▶ Prompt:
Give the listing again exactly, omitting its images.

▶ Data records:
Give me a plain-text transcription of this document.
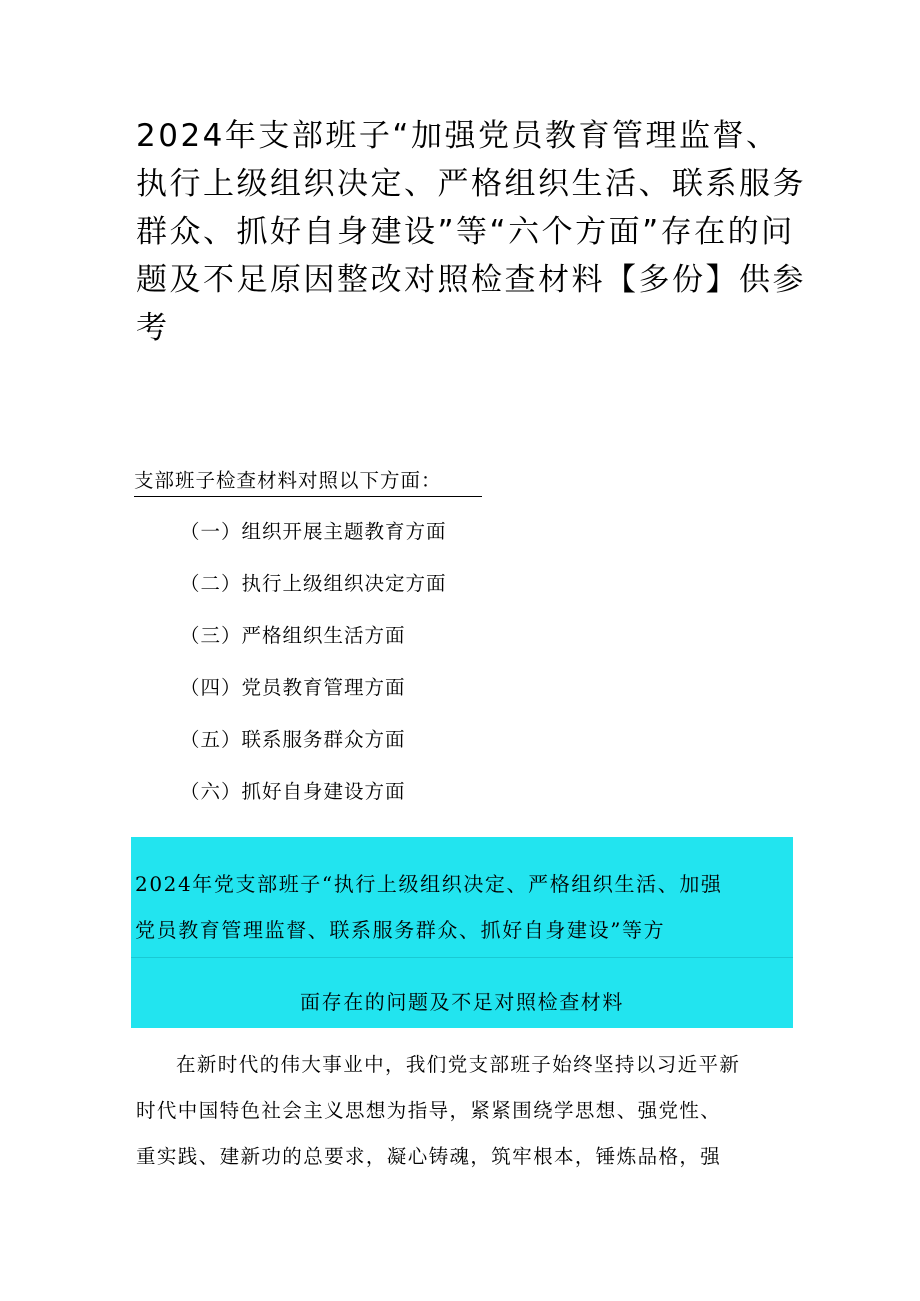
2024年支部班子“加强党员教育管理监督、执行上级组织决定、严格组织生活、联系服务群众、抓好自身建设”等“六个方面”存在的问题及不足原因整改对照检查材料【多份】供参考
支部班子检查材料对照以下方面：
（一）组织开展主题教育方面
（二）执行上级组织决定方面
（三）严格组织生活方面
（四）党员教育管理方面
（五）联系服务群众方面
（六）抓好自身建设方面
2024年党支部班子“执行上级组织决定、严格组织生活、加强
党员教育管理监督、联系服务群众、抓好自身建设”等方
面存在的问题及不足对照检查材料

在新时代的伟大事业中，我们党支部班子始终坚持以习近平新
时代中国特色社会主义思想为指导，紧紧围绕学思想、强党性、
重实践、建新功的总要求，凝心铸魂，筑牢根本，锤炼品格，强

▶ Answer to this exercise:
Give me a plain-text transcription of this document.
2024年支部班子“加强党员教育管理监督、执行上级组织决定、严格组织生活、联系服务群众、抓好自身建设”等“六个方面”存在的问题及不足原因整改对照检查材料【多份】供参考
支部班子检查材料对照以下方面：
（一）组织开展主题教育方面
（二）执行上级组织决定方面
（三）严格组织生活方面
（四）党员教育管理方面
（五）联系服务群众方面
（六）抓好自身建设方面
2024年党支部班子“执行上级组织决定、严格组织生活、加强
党员教育管理监督、联系服务群众、抓好自身建设”等方
面存在的问题及不足对照检查材料

在新时代的伟大事业中，我们党支部班子始终坚持以习近平新
时代中国特色社会主义思想为指导，紧紧围绕学思想、强党性、
重实践、建新功的总要求，凝心铸魂，筑牢根本，锤炼品格，强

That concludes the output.